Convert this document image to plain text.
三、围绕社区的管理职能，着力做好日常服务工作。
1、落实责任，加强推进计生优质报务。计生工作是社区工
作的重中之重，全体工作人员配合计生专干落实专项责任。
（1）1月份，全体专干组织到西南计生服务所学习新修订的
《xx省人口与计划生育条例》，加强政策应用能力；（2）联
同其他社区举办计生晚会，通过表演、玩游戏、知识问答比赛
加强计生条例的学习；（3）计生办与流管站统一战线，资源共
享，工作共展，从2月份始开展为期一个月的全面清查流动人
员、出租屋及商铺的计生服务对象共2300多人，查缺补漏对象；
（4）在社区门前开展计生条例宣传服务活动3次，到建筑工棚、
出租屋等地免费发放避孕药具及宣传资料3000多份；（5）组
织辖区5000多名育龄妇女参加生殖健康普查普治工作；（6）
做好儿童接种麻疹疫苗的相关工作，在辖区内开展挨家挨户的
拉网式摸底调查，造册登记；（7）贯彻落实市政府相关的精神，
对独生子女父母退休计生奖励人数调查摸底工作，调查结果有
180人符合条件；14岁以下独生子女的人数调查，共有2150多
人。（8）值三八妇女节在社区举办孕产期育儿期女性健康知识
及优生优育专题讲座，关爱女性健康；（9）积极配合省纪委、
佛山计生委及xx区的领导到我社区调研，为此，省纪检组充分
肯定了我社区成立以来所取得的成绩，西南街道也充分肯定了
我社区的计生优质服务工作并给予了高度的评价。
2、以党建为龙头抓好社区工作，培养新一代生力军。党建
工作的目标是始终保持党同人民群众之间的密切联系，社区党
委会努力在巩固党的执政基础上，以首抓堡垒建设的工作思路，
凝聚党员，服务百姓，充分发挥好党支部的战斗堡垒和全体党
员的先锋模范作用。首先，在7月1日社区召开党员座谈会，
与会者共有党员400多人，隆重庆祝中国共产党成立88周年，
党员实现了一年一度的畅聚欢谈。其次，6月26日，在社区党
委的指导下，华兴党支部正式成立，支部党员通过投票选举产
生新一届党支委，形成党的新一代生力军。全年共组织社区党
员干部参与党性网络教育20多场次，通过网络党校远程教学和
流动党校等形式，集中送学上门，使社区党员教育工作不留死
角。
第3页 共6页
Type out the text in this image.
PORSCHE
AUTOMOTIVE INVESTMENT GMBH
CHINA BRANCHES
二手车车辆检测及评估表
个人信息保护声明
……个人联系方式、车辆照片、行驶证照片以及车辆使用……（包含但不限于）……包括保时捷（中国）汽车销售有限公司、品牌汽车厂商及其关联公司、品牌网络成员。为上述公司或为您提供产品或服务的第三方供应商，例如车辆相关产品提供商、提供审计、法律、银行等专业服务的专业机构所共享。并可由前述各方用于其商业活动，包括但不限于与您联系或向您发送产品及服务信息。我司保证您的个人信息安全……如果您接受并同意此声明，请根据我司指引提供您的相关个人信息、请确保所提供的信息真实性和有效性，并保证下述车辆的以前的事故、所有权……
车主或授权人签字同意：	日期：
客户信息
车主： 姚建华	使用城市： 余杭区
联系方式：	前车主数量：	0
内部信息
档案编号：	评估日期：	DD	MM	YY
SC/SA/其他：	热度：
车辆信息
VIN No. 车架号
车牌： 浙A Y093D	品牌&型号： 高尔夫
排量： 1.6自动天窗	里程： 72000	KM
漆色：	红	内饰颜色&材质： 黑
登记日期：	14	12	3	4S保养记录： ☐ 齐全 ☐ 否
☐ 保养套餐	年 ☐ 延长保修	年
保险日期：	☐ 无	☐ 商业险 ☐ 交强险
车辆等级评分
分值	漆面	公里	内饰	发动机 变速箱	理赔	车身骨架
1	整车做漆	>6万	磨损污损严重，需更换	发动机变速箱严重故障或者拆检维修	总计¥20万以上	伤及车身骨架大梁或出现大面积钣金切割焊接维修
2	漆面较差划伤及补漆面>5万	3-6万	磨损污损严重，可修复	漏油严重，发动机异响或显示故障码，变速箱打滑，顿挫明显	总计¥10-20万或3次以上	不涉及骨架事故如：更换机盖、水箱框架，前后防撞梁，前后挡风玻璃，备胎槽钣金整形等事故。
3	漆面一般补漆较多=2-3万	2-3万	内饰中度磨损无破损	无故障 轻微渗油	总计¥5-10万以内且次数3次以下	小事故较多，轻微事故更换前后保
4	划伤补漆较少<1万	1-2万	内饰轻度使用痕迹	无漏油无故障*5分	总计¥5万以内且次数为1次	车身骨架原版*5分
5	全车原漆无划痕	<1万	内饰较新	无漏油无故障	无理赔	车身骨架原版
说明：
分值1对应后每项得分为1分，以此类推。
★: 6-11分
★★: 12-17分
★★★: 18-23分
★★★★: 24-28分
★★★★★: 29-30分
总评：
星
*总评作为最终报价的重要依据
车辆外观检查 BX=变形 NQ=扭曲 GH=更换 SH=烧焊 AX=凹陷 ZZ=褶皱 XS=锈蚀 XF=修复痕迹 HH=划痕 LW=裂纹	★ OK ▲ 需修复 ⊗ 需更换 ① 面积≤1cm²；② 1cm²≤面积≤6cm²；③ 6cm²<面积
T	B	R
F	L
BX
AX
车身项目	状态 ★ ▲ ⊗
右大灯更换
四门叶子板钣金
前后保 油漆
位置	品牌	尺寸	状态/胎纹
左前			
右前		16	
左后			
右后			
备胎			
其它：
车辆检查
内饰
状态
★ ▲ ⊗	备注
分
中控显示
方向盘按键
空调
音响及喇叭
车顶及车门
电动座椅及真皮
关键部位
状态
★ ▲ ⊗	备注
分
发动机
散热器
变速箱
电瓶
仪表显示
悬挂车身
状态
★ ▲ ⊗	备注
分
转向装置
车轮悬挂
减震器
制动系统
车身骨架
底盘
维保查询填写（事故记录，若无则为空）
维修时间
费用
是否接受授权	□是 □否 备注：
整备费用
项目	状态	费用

* _Your objective_
In the entries above, find every line holding the word "text" and copy it out.

* _Correct answer_
Convert this document image to plain text.
Type out the text in this image.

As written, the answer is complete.